APPLY WHAT YOU READ.
1. From the trolley problem excerpt, extract everything from "The trolley problem is" down to "save the others.".
2. Answer these questions using the trolley problem excerpt:
(a) In which two fields is the trolley problem described as a thought experiment?
(b) How many people are traditionally tied to the tracks in the opening scenario?
(c) What alternative word for the trolley is given in parentheses?
3. Please carry on the trolley problem excerpt from where it stops.

PAGE EXCERPT.
....

= Trolley problem =

Thought experiment in ethics

The trolley problem presents a dilemma: is it preferable to pull the lever to divert the runaway trolley onto the side track with just one person?

The trolley problem is a thought experiment in moral philosophy and moral psychology with many variations, involving hypothetical ethical dilemmas about whether to sacrifice one person to save a larger number of people. The series usually begins with a scenario in which a runaway trolley (tram) or train is on course to collide with and kill a number of people (traditionally five) tied to the tracks, but a driver or bystander can intervene and divert the vehicle to kill just one person on a different track. Then other variations of the runaway vehicle, and analogous life-and-death dilemmas (medical, judicial, etc.) are posed, each containing the option either to do nothing—in which case several people will be killed—or to intervene and sacrifice one initially "safe" person to save the others.

....

(Items from a data source)
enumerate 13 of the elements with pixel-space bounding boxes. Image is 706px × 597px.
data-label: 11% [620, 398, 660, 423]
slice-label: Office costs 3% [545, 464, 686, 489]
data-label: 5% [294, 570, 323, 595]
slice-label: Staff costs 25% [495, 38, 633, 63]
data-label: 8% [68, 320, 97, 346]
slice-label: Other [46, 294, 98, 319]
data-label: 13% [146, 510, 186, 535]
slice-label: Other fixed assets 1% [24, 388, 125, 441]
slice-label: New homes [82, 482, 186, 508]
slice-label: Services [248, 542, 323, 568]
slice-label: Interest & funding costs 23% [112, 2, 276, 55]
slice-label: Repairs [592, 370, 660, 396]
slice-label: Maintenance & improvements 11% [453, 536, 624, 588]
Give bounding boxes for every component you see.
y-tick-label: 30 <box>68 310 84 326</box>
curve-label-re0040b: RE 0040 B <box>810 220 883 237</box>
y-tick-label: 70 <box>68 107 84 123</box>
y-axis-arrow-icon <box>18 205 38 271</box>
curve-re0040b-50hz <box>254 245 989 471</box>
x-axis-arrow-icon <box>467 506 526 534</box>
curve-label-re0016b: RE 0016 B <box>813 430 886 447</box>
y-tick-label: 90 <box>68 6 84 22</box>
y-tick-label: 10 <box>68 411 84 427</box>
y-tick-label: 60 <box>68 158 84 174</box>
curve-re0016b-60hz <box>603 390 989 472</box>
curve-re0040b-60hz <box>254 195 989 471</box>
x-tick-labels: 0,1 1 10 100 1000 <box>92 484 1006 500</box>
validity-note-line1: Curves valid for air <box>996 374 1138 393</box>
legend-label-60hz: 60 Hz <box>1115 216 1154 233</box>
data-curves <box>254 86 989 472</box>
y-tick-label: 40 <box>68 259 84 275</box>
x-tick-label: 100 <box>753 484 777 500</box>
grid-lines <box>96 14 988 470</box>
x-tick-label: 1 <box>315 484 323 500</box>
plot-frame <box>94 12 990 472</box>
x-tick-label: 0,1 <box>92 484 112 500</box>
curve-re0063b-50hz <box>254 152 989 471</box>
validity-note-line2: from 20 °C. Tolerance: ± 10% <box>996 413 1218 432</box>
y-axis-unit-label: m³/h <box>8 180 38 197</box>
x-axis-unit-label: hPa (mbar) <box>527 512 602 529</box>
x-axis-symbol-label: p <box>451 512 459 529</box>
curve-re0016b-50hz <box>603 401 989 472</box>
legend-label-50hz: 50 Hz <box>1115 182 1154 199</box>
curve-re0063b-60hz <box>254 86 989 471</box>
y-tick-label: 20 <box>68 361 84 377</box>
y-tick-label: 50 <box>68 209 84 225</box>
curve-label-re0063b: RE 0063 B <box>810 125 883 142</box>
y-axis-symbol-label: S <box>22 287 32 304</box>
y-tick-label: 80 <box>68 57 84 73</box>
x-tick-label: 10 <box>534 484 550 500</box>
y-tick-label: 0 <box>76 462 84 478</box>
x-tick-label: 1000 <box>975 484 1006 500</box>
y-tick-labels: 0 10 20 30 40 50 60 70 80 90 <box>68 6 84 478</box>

....

ANSWERS TO THE EXERCISE.
1.
The trolley problem is a thought experiment in moral philosophy and moral psychology with many variations, involving hypothetical ethical dilemmas about whether to sacrifice one person to save a larger number of people. The series usually begins with a scenario in which a runaway trolley (tram) or train is on course to collide with and kill a number of people (traditionally five) tied to the tracks, but a driver or bystander can intervene and divert the vehicle to kill just one person on a different track. Then other variations of the runaway vehicle, and analogous life-and-death dilemmas (medical, judicial, etc.) are posed, each containing the option either to do nothing—in which case several people will be killed—or to intervene and sacrifice one initially "safe" person to save the others.

2.
(a) Moral philosophy and moral psychology
(b) Five
(c) Tram

3.
Opinions on the ethics of each scenario turn out to be sensitive to details of the story that may seem immaterial to the abstract dilemma. The question of formulating a general principle that can account for the differing judgments arising in different variants of the story was raised in 1967 as part of an analysis of debates on abortion and the doctrine of double effect by the English philosopher Philippa Foot. Later dubbed "the trolley problem" by Judith Jarvis Thomson in a 1976 article that catalyzed a large literature, the subject refers to the meta-problem of why different judgements are arrived at in particular instances.

Thomson and the philosophers Frances Kamm and Peter Unger have analyzed the trolley problem extensively. Thomson's 1976 article initiated the literature on the trolley problem as a subject in its own right. Characteristic of this literature are colourful and increasingly absurd alternative scenarios in which the sacrificed person is instead pushed onto the tracks as a way to stop the trolley, has his organs harvested to save transplant patients, or is killed in more indirect ways that complicate the chain of causation and responsibility.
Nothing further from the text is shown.